- TASK DATA:

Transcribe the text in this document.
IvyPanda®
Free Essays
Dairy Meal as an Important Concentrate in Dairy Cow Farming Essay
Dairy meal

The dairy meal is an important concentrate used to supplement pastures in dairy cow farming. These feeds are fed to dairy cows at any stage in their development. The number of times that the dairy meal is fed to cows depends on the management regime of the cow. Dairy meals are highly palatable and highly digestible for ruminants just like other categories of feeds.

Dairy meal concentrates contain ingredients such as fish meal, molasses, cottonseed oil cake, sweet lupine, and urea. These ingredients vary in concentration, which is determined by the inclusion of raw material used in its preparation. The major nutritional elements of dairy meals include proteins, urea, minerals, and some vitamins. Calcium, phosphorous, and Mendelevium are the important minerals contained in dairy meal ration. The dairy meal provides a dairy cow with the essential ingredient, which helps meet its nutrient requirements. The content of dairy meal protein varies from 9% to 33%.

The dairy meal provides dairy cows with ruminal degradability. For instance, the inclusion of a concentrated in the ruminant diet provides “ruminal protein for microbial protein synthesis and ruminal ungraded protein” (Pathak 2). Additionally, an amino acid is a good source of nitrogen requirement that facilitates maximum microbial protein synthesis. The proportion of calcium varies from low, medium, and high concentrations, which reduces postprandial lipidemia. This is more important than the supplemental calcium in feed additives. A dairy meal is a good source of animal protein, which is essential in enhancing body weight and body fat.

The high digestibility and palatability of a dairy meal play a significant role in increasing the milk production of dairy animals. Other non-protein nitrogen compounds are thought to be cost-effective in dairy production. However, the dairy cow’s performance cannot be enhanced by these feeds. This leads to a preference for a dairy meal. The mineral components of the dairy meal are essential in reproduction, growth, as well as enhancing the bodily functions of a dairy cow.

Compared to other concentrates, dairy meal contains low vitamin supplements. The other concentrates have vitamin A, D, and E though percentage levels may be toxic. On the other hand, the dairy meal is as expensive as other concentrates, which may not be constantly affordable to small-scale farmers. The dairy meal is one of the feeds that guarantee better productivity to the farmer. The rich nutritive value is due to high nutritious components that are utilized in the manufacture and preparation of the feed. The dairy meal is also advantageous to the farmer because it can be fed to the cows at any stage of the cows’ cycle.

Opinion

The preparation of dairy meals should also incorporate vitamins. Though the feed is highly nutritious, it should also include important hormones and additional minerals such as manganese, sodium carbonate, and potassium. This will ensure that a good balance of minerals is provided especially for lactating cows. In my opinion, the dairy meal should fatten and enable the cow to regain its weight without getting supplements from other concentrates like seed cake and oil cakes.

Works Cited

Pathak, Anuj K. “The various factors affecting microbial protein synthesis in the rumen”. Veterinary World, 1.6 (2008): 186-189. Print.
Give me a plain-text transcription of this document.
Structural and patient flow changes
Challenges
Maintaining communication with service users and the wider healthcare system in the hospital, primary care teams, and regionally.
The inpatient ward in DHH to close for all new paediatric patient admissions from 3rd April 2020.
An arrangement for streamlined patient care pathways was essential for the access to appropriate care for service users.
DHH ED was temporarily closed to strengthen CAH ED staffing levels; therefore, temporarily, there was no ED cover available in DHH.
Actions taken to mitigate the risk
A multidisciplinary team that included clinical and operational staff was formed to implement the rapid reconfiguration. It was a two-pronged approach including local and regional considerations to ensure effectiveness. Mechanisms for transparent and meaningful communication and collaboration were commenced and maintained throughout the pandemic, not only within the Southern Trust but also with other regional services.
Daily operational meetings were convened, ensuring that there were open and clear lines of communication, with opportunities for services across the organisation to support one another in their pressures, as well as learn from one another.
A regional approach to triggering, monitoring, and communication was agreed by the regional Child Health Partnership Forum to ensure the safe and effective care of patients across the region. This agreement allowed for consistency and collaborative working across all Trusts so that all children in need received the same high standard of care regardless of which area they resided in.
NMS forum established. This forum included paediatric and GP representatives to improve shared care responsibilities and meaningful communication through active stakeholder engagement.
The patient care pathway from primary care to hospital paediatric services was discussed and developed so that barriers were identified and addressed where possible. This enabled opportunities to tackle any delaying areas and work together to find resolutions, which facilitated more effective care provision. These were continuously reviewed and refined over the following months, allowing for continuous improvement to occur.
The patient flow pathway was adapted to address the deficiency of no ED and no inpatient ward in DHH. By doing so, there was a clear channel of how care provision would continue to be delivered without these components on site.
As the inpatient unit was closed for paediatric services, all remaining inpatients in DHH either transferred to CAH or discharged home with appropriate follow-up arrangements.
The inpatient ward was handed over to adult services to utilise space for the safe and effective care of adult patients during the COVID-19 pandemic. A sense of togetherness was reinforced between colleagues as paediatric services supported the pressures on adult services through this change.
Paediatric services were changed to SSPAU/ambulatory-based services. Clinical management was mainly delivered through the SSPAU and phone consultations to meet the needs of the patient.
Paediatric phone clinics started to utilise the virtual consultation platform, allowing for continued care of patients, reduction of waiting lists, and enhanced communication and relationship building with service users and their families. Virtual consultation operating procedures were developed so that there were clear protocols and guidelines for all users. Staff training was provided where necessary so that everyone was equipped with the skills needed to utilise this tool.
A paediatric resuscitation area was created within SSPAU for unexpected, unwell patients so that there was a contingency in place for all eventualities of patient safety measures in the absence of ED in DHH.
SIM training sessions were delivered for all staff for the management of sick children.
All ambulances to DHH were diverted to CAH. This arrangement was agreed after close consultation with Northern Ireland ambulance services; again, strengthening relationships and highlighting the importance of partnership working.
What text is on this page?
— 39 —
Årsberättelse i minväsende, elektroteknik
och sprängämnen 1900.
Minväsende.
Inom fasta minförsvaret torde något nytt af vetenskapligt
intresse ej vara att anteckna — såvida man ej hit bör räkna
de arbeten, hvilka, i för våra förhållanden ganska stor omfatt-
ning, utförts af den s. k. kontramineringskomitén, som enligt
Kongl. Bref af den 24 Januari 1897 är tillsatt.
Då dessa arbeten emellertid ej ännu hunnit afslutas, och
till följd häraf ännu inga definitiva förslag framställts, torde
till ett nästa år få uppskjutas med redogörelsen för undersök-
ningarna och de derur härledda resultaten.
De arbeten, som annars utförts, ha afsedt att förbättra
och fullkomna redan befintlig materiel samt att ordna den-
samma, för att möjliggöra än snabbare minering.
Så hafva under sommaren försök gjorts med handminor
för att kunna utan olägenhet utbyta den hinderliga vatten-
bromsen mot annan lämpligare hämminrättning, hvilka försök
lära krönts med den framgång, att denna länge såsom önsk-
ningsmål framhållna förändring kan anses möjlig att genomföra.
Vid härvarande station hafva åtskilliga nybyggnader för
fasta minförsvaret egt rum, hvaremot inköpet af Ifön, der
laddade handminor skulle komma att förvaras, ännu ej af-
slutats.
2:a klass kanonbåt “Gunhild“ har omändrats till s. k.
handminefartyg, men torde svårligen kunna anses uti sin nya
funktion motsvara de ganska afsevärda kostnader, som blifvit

- YOUR TASK: Output each entry exactly. Leave none out.

- OUTPUT OF THE EXERCISE:
Transcribe the text in this document.
IvyPanda®
Free Essays
Dairy Meal as an Important Concentrate in Dairy Cow Farming Essay
Dairy meal

The dairy meal is an important concentrate used to supplement pastures in dairy cow farming. These feeds are fed to dairy cows at any stage in their development. The number of times that the dairy meal is fed to cows depends on the management regime of the cow. Dairy meals are highly palatable and highly digestible for ruminants just like other categories of feeds.

Dairy meal concentrates contain ingredients such as fish meal, molasses, cottonseed oil cake, sweet lupine, and urea. These ingredients vary in concentration, which is determined by the inclusion of raw material used in its preparation. The major nutritional elements of dairy meals include proteins, urea, minerals, and some vitamins. Calcium, phosphorous, and Mendelevium are the important minerals contained in dairy meal ration. The dairy meal provides a dairy cow with the essential ingredient, which helps meet its nutrient requirements. The content of dairy meal protein varies from 9% to 33%.

The dairy meal provides dairy cows with ruminal degradability. For instance, the inclusion of a concentrated in the ruminant diet provides “ruminal protein for microbial protein synthesis and ruminal ungraded protein” (Pathak 2). Additionally, an amino acid is a good source of nitrogen requirement that facilitates maximum microbial protein synthesis. The proportion of calcium varies from low, medium, and high concentrations, which reduces postprandial lipidemia. This is more important than the supplemental calcium in feed additives. A dairy meal is a good source of animal protein, which is essential in enhancing body weight and body fat.

The high digestibility and palatability of a dairy meal play a significant role in increasing the milk production of dairy animals. Other non-protein nitrogen compounds are thought to be cost-effective in dairy production. However, the dairy cow’s performance cannot be enhanced by these feeds. This leads to a preference for a dairy meal. The mineral components of the dairy meal are essential in reproduction, growth, as well as enhancing the bodily functions of a dairy cow.

Compared to other concentrates, dairy meal contains low vitamin supplements. The other concentrates have vitamin A, D, and E though percentage levels may be toxic. On the other hand, the dairy meal is as expensive as other concentrates, which may not be constantly affordable to small-scale farmers. The dairy meal is one of the feeds that guarantee better productivity to the farmer. The rich nutritive value is due to high nutritious components that are utilized in the manufacture and preparation of the feed. The dairy meal is also advantageous to the farmer because it can be fed to the cows at any stage of the cows’ cycle.

Opinion

The preparation of dairy meals should also incorporate vitamins. Though the feed is highly nutritious, it should also include important hormones and additional minerals such as manganese, sodium carbonate, and potassium. This will ensure that a good balance of minerals is provided especially for lactating cows. In my opinion, the dairy meal should fatten and enable the cow to regain its weight without getting supplements from other concentrates like seed cake and oil cakes.

Works Cited

Pathak, Anuj K. “The various factors affecting microbial protein synthesis in the rumen”. Veterinary World, 1.6 (2008): 186-189. Print.
Give me a plain-text transcription of this document.
Structural and patient flow changes
Challenges
Maintaining communication with service users and the wider healthcare system in the hospital, primary care teams, and regionally.
The inpatient ward in DHH to close for all new paediatric patient admissions from 3rd April 2020.
An arrangement for streamlined patient care pathways was essential for the access to appropriate care for service users.
DHH ED was temporarily closed to strengthen CAH ED staffing levels; therefore, temporarily, there was no ED cover available in DHH.
Actions taken to mitigate the risk
A multidisciplinary team that included clinical and operational staff was formed to implement the rapid reconfiguration. It was a two-pronged approach including local and regional considerations to ensure effectiveness. Mechanisms for transparent and meaningful communication and collaboration were commenced and maintained throughout the pandemic, not only within the Southern Trust but also with other regional services.
Daily operational meetings were convened, ensuring that there were open and clear lines of communication, with opportunities for services across the organisation to support one another in their pressures, as well as learn from one another.
A regional approach to triggering, monitoring, and communication was agreed by the regional Child Health Partnership Forum to ensure the safe and effective care of patients across the region. This agreement allowed for consistency and collaborative working across all Trusts so that all children in need received the same high standard of care regardless of which area they resided in.
NMS forum established. This forum included paediatric and GP representatives to improve shared care responsibilities and meaningful communication through active stakeholder engagement.
The patient care pathway from primary care to hospital paediatric services was discussed and developed so that barriers were identified and addressed where possible. This enabled opportunities to tackle any delaying areas and work together to find resolutions, which facilitated more effective care provision. These were continuously reviewed and refined over the following months, allowing for continuous improvement to occur.
The patient flow pathway was adapted to address the deficiency of no ED and no inpatient ward in DHH. By doing so, there was a clear channel of how care provision would continue to be delivered without these components on site.
As the inpatient unit was closed for paediatric services, all remaining inpatients in DHH either transferred to CAH or discharged home with appropriate follow-up arrangements.
The inpatient ward was handed over to adult services to utilise space for the safe and effective care of adult patients during the COVID-19 pandemic. A sense of togetherness was reinforced between colleagues as paediatric services supported the pressures on adult services through this change.
Paediatric services were changed to SSPAU/ambulatory-based services. Clinical management was mainly delivered through the SSPAU and phone consultations to meet the needs of the patient.
Paediatric phone clinics started to utilise the virtual consultation platform, allowing for continued care of patients, reduction of waiting lists, and enhanced communication and relationship building with service users and their families. Virtual consultation operating procedures were developed so that there were clear protocols and guidelines for all users. Staff training was provided where necessary so that everyone was equipped with the skills needed to utilise this tool.
A paediatric resuscitation area was created within SSPAU for unexpected, unwell patients so that there was a contingency in place for all eventualities of patient safety measures in the absence of ED in DHH.
SIM training sessions were delivered for all staff for the management of sick children.
All ambulances to DHH were diverted to CAH. This arrangement was agreed after close consultation with Northern Ireland ambulance services; again, strengthening relationships and highlighting the importance of partnership working.
What text is on this page?
— 39 —
Årsberättelse i minväsende, elektroteknik
och sprängämnen 1900.
Minväsende.
Inom fasta minförsvaret torde något nytt af vetenskapligt
intresse ej vara att anteckna — såvida man ej hit bör räkna
de arbeten, hvilka, i för våra förhållanden ganska stor omfatt-
ning, utförts af den s. k. kontramineringskomitén, som enligt
Kongl. Bref af den 24 Januari 1897 är tillsatt.
Då dessa arbeten emellertid ej ännu hunnit afslutas, och
till följd häraf ännu inga definitiva förslag framställts, torde
till ett nästa år få uppskjutas med redogörelsen för undersök-
ningarna och de derur härledda resultaten.
De arbeten, som annars utförts, ha afsedt att förbättra
och fullkomna redan befintlig materiel samt att ordna den-
samma, för att möjliggöra än snabbare minering.
Så hafva under sommaren försök gjorts med handminor
för att kunna utan olägenhet utbyta den hinderliga vatten-
bromsen mot annan lämpligare hämminrättning, hvilka försök
lära krönts med den framgång, att denna länge såsom önsk-
ningsmål framhållna förändring kan anses möjlig att genomföra.
Vid härvarande station hafva åtskilliga nybyggnader för
fasta minförsvaret egt rum, hvaremot inköpet af Ifön, der
laddade handminor skulle komma att förvaras, ännu ej af-
slutats.
2:a klass kanonbåt “Gunhild“ har omändrats till s. k.
handminefartyg, men torde svårligen kunna anses uti sin nya
funktion motsvara de ganska afsevärda kostnader, som blifvit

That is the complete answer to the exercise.